## Begin Data supplied
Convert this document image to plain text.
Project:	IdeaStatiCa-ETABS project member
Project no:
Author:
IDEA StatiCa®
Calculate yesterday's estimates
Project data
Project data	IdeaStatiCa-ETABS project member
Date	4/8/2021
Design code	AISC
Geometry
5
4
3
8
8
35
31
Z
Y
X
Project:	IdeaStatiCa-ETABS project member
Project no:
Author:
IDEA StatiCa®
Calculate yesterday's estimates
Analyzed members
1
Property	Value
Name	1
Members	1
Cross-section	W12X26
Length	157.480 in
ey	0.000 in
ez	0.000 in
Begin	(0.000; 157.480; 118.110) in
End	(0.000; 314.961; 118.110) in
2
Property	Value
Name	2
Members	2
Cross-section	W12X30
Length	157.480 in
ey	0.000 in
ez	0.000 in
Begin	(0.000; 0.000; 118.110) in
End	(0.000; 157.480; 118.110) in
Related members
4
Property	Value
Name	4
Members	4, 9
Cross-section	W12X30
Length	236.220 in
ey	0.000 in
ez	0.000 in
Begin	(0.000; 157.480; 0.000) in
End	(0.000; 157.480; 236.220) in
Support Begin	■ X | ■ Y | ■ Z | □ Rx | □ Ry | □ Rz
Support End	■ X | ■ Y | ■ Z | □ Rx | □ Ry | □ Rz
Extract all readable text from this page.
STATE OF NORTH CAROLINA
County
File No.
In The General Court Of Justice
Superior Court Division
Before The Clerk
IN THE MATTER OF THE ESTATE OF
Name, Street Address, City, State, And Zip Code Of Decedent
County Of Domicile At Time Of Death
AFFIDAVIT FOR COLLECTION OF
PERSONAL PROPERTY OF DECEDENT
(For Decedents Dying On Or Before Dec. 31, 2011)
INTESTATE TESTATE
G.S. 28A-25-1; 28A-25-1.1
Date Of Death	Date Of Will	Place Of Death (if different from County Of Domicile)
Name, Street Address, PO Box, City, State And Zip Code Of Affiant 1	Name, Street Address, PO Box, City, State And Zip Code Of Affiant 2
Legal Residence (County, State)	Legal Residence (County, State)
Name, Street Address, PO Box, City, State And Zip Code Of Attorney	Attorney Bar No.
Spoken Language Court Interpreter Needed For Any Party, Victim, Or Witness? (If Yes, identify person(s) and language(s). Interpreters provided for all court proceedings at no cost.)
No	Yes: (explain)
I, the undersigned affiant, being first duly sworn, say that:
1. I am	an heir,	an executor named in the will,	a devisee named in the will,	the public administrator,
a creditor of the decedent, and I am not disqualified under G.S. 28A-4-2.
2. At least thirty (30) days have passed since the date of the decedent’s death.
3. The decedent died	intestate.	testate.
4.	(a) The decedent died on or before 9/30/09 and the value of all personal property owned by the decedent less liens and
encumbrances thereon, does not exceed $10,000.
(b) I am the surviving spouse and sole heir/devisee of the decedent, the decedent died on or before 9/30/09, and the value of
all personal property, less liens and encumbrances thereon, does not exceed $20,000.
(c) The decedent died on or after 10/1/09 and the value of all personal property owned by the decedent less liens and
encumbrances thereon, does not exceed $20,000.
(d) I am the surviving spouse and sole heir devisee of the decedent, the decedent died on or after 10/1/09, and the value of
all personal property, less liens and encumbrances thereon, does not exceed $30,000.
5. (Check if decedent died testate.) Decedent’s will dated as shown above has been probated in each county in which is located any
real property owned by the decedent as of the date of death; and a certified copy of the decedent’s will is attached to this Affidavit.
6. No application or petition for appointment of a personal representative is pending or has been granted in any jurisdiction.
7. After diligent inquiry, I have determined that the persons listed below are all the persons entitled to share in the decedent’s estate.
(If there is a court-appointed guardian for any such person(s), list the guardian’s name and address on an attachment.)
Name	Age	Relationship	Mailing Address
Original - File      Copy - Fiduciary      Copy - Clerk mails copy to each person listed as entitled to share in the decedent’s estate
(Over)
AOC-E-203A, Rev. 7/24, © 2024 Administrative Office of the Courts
## End Data supplied
__Problem statement__
Set down the listing above in full, please, exactly as it appears.

__Result__
Convert this document image to plain text.
Project:	IdeaStatiCa-ETABS project member
Project no:
Author:
IDEA StatiCa®
Calculate yesterday's estimates
Project data
Project data	IdeaStatiCa-ETABS project member
Date	4/8/2021
Design code	AISC
Geometry
5
4
3
8
8
35
31
Z
Y
X
Project:	IdeaStatiCa-ETABS project member
Project no:
Author:
IDEA StatiCa®
Calculate yesterday's estimates
Analyzed members
1
Property	Value
Name	1
Members	1
Cross-section	W12X26
Length	157.480 in
ey	0.000 in
ez	0.000 in
Begin	(0.000; 157.480; 118.110) in
End	(0.000; 314.961; 118.110) in
2
Property	Value
Name	2
Members	2
Cross-section	W12X30
Length	157.480 in
ey	0.000 in
ez	0.000 in
Begin	(0.000; 0.000; 118.110) in
End	(0.000; 157.480; 118.110) in
Related members
4
Property	Value
Name	4
Members	4, 9
Cross-section	W12X30
Length	236.220 in
ey	0.000 in
ez	0.000 in
Begin	(0.000; 157.480; 0.000) in
End	(0.000; 157.480; 236.220) in
Support Begin	■ X | ■ Y | ■ Z | □ Rx | □ Ry | □ Rz
Support End	■ X | ■ Y | ■ Z | □ Rx | □ Ry | □ Rz
Extract all readable text from this page.
STATE OF NORTH CAROLINA
County
File No.
In The General Court Of Justice
Superior Court Division
Before The Clerk
IN THE MATTER OF THE ESTATE OF
Name, Street Address, City, State, And Zip Code Of Decedent
County Of Domicile At Time Of Death
AFFIDAVIT FOR COLLECTION OF
PERSONAL PROPERTY OF DECEDENT
(For Decedents Dying On Or Before Dec. 31, 2011)
INTESTATE TESTATE
G.S. 28A-25-1; 28A-25-1.1
Date Of Death	Date Of Will	Place Of Death (if different from County Of Domicile)
Name, Street Address, PO Box, City, State And Zip Code Of Affiant 1	Name, Street Address, PO Box, City, State And Zip Code Of Affiant 2
Legal Residence (County, State)	Legal Residence (County, State)
Name, Street Address, PO Box, City, State And Zip Code Of Attorney	Attorney Bar No.
Spoken Language Court Interpreter Needed For Any Party, Victim, Or Witness? (If Yes, identify person(s) and language(s). Interpreters provided for all court proceedings at no cost.)
No	Yes: (explain)
I, the undersigned affiant, being first duly sworn, say that:
1. I am	an heir,	an executor named in the will,	a devisee named in the will,	the public administrator,
a creditor of the decedent, and I am not disqualified under G.S. 28A-4-2.
2. At least thirty (30) days have passed since the date of the decedent’s death.
3. The decedent died	intestate.	testate.
4.	(a) The decedent died on or before 9/30/09 and the value of all personal property owned by the decedent less liens and
encumbrances thereon, does not exceed $10,000.
(b) I am the surviving spouse and sole heir/devisee of the decedent, the decedent died on or before 9/30/09, and the value of
all personal property, less liens and encumbrances thereon, does not exceed $20,000.
(c) The decedent died on or after 10/1/09 and the value of all personal property owned by the decedent less liens and
encumbrances thereon, does not exceed $20,000.
(d) I am the surviving spouse and sole heir devisee of the decedent, the decedent died on or after 10/1/09, and the value of
all personal property, less liens and encumbrances thereon, does not exceed $30,000.
5. (Check if decedent died testate.) Decedent’s will dated as shown above has been probated in each county in which is located any
real property owned by the decedent as of the date of death; and a certified copy of the decedent’s will is attached to this Affidavit.
6. No application or petition for appointment of a personal representative is pending or has been granted in any jurisdiction.
7. After diligent inquiry, I have determined that the persons listed below are all the persons entitled to share in the decedent’s estate.
(If there is a court-appointed guardian for any such person(s), list the guardian’s name and address on an attachment.)
Name	Age	Relationship	Mailing Address
Original - File      Copy - Fiduciary      Copy - Clerk mails copy to each person listed as entitled to share in the decedent’s estate
(Over)
AOC-E-203A, Rev. 7/24, © 2024 Administrative Office of the Courts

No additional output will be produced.